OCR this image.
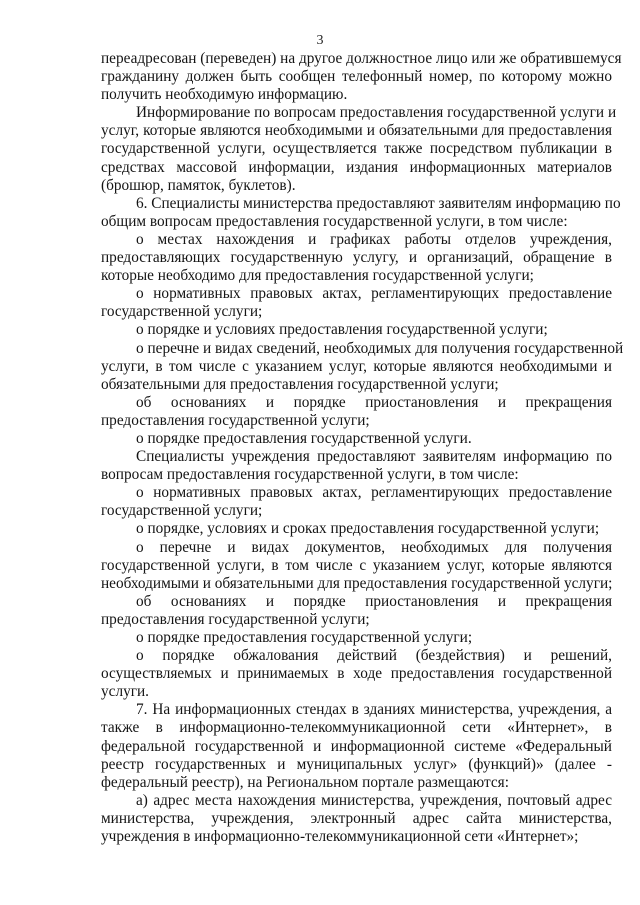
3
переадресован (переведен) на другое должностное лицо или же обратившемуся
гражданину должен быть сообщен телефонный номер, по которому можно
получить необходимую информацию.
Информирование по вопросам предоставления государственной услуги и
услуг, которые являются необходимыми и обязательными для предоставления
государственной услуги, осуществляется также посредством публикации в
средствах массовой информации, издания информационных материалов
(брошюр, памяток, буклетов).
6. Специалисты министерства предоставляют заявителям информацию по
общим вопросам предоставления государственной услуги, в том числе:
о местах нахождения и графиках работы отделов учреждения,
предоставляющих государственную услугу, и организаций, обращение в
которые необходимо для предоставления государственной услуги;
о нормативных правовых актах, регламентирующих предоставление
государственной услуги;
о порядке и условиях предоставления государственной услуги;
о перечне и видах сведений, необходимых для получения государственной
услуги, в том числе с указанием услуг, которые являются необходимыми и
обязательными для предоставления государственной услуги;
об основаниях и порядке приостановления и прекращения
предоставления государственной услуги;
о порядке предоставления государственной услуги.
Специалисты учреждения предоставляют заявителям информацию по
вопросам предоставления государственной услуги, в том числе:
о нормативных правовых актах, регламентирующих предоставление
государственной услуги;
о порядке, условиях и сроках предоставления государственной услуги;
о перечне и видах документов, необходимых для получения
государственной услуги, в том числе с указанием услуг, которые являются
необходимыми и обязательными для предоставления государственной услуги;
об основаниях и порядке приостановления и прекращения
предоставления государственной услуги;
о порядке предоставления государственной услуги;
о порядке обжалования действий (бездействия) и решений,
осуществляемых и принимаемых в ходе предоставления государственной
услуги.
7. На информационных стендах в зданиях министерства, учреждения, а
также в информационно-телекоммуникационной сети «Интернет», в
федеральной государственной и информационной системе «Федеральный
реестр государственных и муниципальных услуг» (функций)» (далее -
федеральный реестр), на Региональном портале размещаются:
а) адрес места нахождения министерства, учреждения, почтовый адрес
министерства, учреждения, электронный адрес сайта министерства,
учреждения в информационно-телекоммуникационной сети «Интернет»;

= = = = = = =

Count every line above that holds the string "учреждения" and give the total, nothing more.

*ANSWER TO THE TASK*: 6